YOUR TASK: Would you write out the entries again, exactly as they are, but without images?
==================================================
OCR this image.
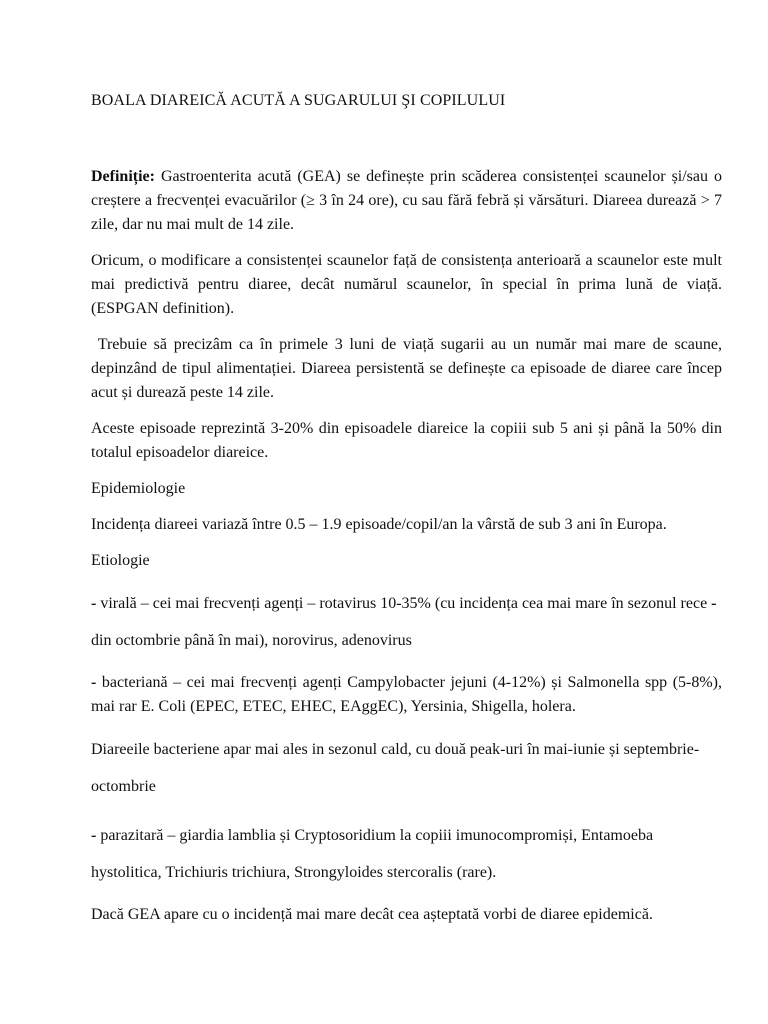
BOALA DIAREICĂ ACUTĂ A SUGARULUI ŞI COPILULUI

Definiție: Gastroenterita acută (GEA) se definește prin scăderea consistenței scaunelor și/sau o creștere a frecvenței evacuărilor (≥ 3 în 24 ore), cu sau fără febră și vărsături. Diareea durează > 7 zile, dar nu mai mult de 14 zile.

Oricum, o modificare a consistenței scaunelor față de consistența anterioară a scaunelor este mult mai predictivă pentru diaree, decât numărul scaunelor, în special în prima lună de viață. (ESPGAN definition).

Trebuie să precizâm ca în primele 3 luni de viață sugarii au un număr mai mare de scaune, depinzând de tipul alimentației. Diareea persistentă se definește ca episoade de diaree care încep acut și durează peste 14 zile.

Aceste episoade reprezintă 3-20% din episoadele diareice la copiii sub 5 ani și până la 50% din totalul episoadelor diareice.

Epidemiologie

Incidența diareei variază între 0.5 – 1.9 episoade/copil/an la vârstă de sub 3 ani în Europa.

Etiologie

- virală – cei mai frecvenți agenți – rotavirus 10-35% (cu incidența cea mai mare în sezonul rece - din octombrie până în mai), norovirus, adenovirus

- bacteriană – cei mai frecvenți agenți Campylobacter jejuni (4-12%) și Salmonella spp (5-8%), mai rar E. Coli (EPEC, ETEC, EHEC, EAggEC), Yersinia, Shigella, holera.

Diareeile bacteriene apar mai ales in sezonul cald, cu două peak-uri în mai-iunie și septembrie-octombrie

- parazitară – giardia lamblia și Cryptosoridium la copiii imunocompromiși, Entamoeba hystolitica, Trichiuris trichiura, Strongyloides stercoralis (rare).

Dacă GEA apare cu o incidență mai mare decât cea așteptată vorbi de diaree epidemică.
==================================================
ANSWER TO THE PROBLEM:
OCR this image.
BOALA DIAREICĂ ACUTĂ A SUGARULUI ŞI COPILULUI

Definiție: Gastroenterita acută (GEA) se definește prin scăderea consistenței scaunelor și/sau o creștere a frecvenței evacuărilor (≥ 3 în 24 ore), cu sau fără febră și vărsături. Diareea durează > 7 zile, dar nu mai mult de 14 zile.

Oricum, o modificare a consistenței scaunelor față de consistența anterioară a scaunelor este mult mai predictivă pentru diaree, decât numărul scaunelor, în special în prima lună de viață. (ESPGAN definition).

Trebuie să precizâm ca în primele 3 luni de viață sugarii au un număr mai mare de scaune, depinzând de tipul alimentației. Diareea persistentă se definește ca episoade de diaree care încep acut și durează peste 14 zile.

Aceste episoade reprezintă 3-20% din episoadele diareice la copiii sub 5 ani și până la 50% din totalul episoadelor diareice.

Epidemiologie

Incidența diareei variază între 0.5 – 1.9 episoade/copil/an la vârstă de sub 3 ani în Europa.

Etiologie

- virală – cei mai frecvenți agenți – rotavirus 10-35% (cu incidența cea mai mare în sezonul rece - din octombrie până în mai), norovirus, adenovirus

- bacteriană – cei mai frecvenți agenți Campylobacter jejuni (4-12%) și Salmonella spp (5-8%), mai rar E. Coli (EPEC, ETEC, EHEC, EAggEC), Yersinia, Shigella, holera.

Diareeile bacteriene apar mai ales in sezonul cald, cu două peak-uri în mai-iunie și septembrie-octombrie

- parazitară – giardia lamblia și Cryptosoridium la copiii imunocompromiși, Entamoeba hystolitica, Trichiuris trichiura, Strongyloides stercoralis (rare).

Dacă GEA apare cu o incidență mai mare decât cea așteptată vorbi de diaree epidemică.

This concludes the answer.